▶ [Information supplied]
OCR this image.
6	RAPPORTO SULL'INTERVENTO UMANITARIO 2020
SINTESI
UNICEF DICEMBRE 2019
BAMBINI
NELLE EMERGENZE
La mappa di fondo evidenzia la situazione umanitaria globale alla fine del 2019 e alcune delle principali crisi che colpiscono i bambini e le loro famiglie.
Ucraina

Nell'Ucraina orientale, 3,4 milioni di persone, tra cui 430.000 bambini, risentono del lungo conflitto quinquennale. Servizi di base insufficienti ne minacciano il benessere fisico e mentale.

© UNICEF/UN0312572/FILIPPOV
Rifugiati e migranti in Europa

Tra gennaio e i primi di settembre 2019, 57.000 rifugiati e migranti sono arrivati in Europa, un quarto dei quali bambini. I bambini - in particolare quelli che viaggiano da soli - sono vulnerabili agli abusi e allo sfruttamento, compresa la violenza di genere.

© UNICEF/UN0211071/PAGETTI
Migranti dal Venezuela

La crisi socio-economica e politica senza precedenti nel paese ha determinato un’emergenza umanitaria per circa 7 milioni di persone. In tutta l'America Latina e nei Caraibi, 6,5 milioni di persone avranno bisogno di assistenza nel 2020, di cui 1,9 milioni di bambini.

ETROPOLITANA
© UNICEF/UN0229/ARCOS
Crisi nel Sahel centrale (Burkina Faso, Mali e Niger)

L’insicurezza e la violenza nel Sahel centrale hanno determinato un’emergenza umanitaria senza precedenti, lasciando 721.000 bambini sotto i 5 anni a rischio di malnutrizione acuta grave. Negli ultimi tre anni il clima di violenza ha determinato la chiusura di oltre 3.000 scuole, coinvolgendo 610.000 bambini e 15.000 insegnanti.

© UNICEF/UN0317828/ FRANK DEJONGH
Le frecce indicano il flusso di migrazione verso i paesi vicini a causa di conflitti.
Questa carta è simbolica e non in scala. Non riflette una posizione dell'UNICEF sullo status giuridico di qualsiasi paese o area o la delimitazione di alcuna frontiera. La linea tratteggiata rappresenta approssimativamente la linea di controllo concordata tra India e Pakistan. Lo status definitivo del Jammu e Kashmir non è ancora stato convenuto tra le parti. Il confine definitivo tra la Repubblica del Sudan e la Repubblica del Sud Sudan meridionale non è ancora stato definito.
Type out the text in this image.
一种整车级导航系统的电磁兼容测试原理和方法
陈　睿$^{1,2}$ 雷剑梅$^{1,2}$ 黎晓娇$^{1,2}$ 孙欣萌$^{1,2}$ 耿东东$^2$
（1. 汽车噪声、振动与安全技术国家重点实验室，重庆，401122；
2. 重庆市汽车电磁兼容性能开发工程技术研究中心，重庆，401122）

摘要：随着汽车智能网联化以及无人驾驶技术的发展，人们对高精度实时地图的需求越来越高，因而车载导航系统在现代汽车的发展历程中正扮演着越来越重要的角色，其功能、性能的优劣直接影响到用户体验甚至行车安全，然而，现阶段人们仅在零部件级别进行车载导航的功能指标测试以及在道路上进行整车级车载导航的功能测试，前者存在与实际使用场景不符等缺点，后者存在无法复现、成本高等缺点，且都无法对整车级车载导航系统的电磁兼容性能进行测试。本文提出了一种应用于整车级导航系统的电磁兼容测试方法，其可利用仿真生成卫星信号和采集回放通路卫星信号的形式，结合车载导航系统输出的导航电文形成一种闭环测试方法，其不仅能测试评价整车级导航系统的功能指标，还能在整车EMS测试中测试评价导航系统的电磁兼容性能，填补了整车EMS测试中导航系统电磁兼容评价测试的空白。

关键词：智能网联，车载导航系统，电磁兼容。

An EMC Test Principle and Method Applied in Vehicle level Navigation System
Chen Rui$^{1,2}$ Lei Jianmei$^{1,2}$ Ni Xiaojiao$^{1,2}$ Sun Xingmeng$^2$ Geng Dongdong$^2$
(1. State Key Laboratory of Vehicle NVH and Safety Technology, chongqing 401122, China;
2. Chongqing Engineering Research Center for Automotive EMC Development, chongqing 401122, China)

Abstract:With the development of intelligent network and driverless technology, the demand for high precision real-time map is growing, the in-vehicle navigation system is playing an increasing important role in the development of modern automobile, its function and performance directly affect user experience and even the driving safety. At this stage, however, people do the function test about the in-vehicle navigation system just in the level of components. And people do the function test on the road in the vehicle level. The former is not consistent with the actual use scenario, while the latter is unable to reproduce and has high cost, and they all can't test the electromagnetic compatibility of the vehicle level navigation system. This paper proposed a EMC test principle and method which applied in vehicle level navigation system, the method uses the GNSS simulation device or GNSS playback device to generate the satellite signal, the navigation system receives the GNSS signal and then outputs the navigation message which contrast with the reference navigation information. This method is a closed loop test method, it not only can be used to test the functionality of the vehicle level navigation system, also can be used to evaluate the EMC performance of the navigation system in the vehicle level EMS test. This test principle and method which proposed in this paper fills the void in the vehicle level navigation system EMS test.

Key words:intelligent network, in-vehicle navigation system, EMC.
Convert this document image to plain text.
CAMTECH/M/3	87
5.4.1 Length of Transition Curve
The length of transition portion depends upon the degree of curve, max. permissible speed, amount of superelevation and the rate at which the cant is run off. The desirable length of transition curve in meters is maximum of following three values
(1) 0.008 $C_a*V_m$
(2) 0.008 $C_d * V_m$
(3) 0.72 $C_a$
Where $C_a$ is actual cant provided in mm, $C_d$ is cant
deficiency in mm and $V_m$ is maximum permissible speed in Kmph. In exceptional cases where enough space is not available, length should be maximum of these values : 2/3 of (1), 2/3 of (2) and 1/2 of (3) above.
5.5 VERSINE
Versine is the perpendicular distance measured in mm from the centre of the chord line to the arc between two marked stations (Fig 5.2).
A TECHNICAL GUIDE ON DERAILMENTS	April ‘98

▶ [Brief]
Emit the full listing verbatim.

▶ [Exercise answer]
OCR this image.
6	RAPPORTO SULL'INTERVENTO UMANITARIO 2020
SINTESI
UNICEF DICEMBRE 2019
BAMBINI
NELLE EMERGENZE
La mappa di fondo evidenzia la situazione umanitaria globale alla fine del 2019 e alcune delle principali crisi che colpiscono i bambini e le loro famiglie.
Ucraina

Nell'Ucraina orientale, 3,4 milioni di persone, tra cui 430.000 bambini, risentono del lungo conflitto quinquennale. Servizi di base insufficienti ne minacciano il benessere fisico e mentale.

© UNICEF/UN0312572/FILIPPOV
Rifugiati e migranti in Europa

Tra gennaio e i primi di settembre 2019, 57.000 rifugiati e migranti sono arrivati in Europa, un quarto dei quali bambini. I bambini - in particolare quelli che viaggiano da soli - sono vulnerabili agli abusi e allo sfruttamento, compresa la violenza di genere.

© UNICEF/UN0211071/PAGETTI
Migranti dal Venezuela

La crisi socio-economica e politica senza precedenti nel paese ha determinato un’emergenza umanitaria per circa 7 milioni di persone. In tutta l'America Latina e nei Caraibi, 6,5 milioni di persone avranno bisogno di assistenza nel 2020, di cui 1,9 milioni di bambini.

ETROPOLITANA
© UNICEF/UN0229/ARCOS
Crisi nel Sahel centrale (Burkina Faso, Mali e Niger)

L’insicurezza e la violenza nel Sahel centrale hanno determinato un’emergenza umanitaria senza precedenti, lasciando 721.000 bambini sotto i 5 anni a rischio di malnutrizione acuta grave. Negli ultimi tre anni il clima di violenza ha determinato la chiusura di oltre 3.000 scuole, coinvolgendo 610.000 bambini e 15.000 insegnanti.

© UNICEF/UN0317828/ FRANK DEJONGH
Le frecce indicano il flusso di migrazione verso i paesi vicini a causa di conflitti.
Questa carta è simbolica e non in scala. Non riflette una posizione dell'UNICEF sullo status giuridico di qualsiasi paese o area o la delimitazione di alcuna frontiera. La linea tratteggiata rappresenta approssimativamente la linea di controllo concordata tra India e Pakistan. Lo status definitivo del Jammu e Kashmir non è ancora stato convenuto tra le parti. Il confine definitivo tra la Repubblica del Sudan e la Repubblica del Sud Sudan meridionale non è ancora stato definito.
Type out the text in this image.
一种整车级导航系统的电磁兼容测试原理和方法
陈　睿$^{1,2}$ 雷剑梅$^{1,2}$ 黎晓娇$^{1,2}$ 孙欣萌$^{1,2}$ 耿东东$^2$
（1. 汽车噪声、振动与安全技术国家重点实验室，重庆，401122；
2. 重庆市汽车电磁兼容性能开发工程技术研究中心，重庆，401122）

摘要：随着汽车智能网联化以及无人驾驶技术的发展，人们对高精度实时地图的需求越来越高，因而车载导航系统在现代汽车的发展历程中正扮演着越来越重要的角色，其功能、性能的优劣直接影响到用户体验甚至行车安全，然而，现阶段人们仅在零部件级别进行车载导航的功能指标测试以及在道路上进行整车级车载导航的功能测试，前者存在与实际使用场景不符等缺点，后者存在无法复现、成本高等缺点，且都无法对整车级车载导航系统的电磁兼容性能进行测试。本文提出了一种应用于整车级导航系统的电磁兼容测试方法，其可利用仿真生成卫星信号和采集回放通路卫星信号的形式，结合车载导航系统输出的导航电文形成一种闭环测试方法，其不仅能测试评价整车级导航系统的功能指标，还能在整车EMS测试中测试评价导航系统的电磁兼容性能，填补了整车EMS测试中导航系统电磁兼容评价测试的空白。

关键词：智能网联，车载导航系统，电磁兼容。

An EMC Test Principle and Method Applied in Vehicle level Navigation System
Chen Rui$^{1,2}$ Lei Jianmei$^{1,2}$ Ni Xiaojiao$^{1,2}$ Sun Xingmeng$^2$ Geng Dongdong$^2$
(1. State Key Laboratory of Vehicle NVH and Safety Technology, chongqing 401122, China;
2. Chongqing Engineering Research Center for Automotive EMC Development, chongqing 401122, China)

Abstract:With the development of intelligent network and driverless technology, the demand for high precision real-time map is growing, the in-vehicle navigation system is playing an increasing important role in the development of modern automobile, its function and performance directly affect user experience and even the driving safety. At this stage, however, people do the function test about the in-vehicle navigation system just in the level of components. And people do the function test on the road in the vehicle level. The former is not consistent with the actual use scenario, while the latter is unable to reproduce and has high cost, and they all can't test the electromagnetic compatibility of the vehicle level navigation system. This paper proposed a EMC test principle and method which applied in vehicle level navigation system, the method uses the GNSS simulation device or GNSS playback device to generate the satellite signal, the navigation system receives the GNSS signal and then outputs the navigation message which contrast with the reference navigation information. This method is a closed loop test method, it not only can be used to test the functionality of the vehicle level navigation system, also can be used to evaluate the EMC performance of the navigation system in the vehicle level EMS test. This test principle and method which proposed in this paper fills the void in the vehicle level navigation system EMS test.

Key words:intelligent network, in-vehicle navigation system, EMC.
Convert this document image to plain text.
CAMTECH/M/3	87
5.4.1 Length of Transition Curve
The length of transition portion depends upon the degree of curve, max. permissible speed, amount of superelevation and the rate at which the cant is run off. The desirable length of transition curve in meters is maximum of following three values
(1) 0.008 $C_a*V_m$
(2) 0.008 $C_d * V_m$
(3) 0.72 $C_a$
Where $C_a$ is actual cant provided in mm, $C_d$ is cant
deficiency in mm and $V_m$ is maximum permissible speed in Kmph. In exceptional cases where enough space is not available, length should be maximum of these values : 2/3 of (1), 2/3 of (2) and 1/2 of (3) above.
5.5 VERSINE
Versine is the perpendicular distance measured in mm from the centre of the chord line to the arc between two marked stations (Fig 5.2).
A TECHNICAL GUIDE ON DERAILMENTS	April ‘98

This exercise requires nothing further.